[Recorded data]
====================

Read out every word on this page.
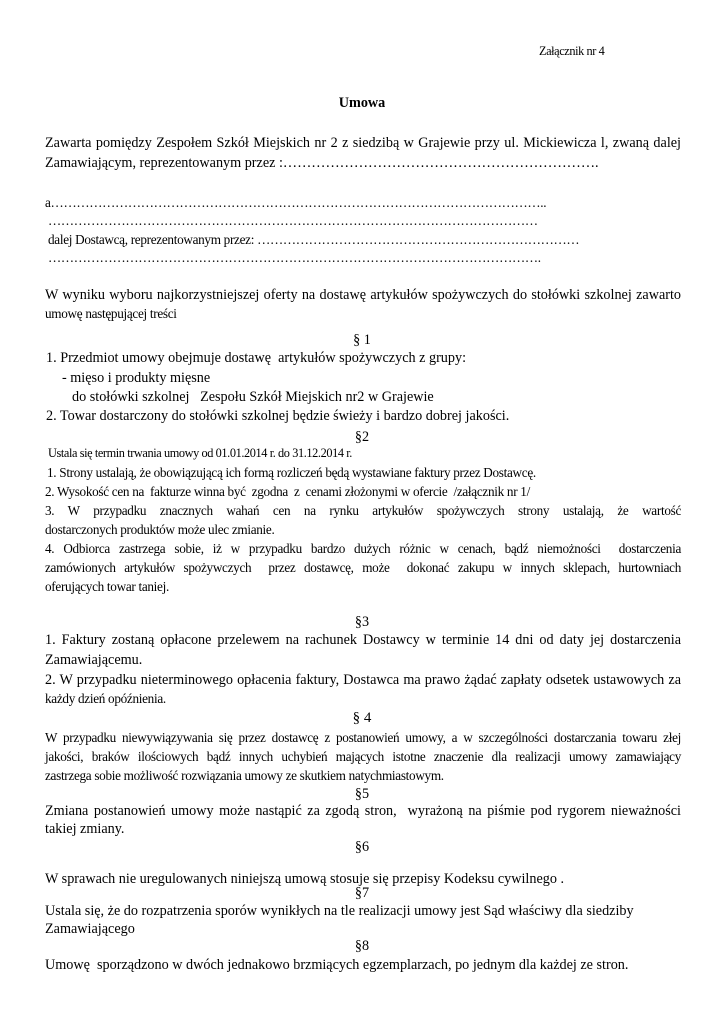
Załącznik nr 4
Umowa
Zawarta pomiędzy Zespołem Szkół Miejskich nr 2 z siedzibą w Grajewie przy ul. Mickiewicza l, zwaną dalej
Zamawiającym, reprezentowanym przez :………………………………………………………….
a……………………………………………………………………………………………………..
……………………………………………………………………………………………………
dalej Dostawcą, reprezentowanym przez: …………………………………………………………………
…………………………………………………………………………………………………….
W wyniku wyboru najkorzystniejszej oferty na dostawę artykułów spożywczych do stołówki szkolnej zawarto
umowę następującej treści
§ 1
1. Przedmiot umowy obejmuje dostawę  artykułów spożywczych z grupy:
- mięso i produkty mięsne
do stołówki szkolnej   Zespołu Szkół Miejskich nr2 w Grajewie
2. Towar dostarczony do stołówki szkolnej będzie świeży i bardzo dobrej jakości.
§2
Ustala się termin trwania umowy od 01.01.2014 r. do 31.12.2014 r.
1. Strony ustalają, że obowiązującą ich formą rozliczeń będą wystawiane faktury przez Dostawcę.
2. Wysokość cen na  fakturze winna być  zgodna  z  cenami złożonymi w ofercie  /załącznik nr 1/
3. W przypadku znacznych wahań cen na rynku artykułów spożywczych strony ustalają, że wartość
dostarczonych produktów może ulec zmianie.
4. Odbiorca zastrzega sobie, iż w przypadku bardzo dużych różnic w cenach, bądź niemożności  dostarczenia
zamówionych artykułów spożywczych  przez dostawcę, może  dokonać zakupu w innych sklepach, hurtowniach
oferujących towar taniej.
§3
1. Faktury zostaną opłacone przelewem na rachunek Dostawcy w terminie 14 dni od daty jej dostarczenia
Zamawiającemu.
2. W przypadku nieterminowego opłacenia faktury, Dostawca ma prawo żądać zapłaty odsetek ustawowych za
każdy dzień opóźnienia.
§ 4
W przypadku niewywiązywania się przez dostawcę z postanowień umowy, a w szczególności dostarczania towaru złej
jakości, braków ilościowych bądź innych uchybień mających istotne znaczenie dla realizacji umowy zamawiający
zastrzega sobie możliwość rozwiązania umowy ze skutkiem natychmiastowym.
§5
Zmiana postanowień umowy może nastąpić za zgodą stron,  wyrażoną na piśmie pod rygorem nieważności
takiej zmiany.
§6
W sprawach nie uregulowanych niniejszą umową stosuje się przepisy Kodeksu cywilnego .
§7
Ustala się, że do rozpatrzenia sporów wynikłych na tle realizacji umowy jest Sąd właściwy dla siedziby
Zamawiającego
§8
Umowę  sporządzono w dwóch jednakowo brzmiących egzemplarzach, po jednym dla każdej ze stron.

====================

To be done
Return only the number of lines in the data that contain "realizacji".

Task output
2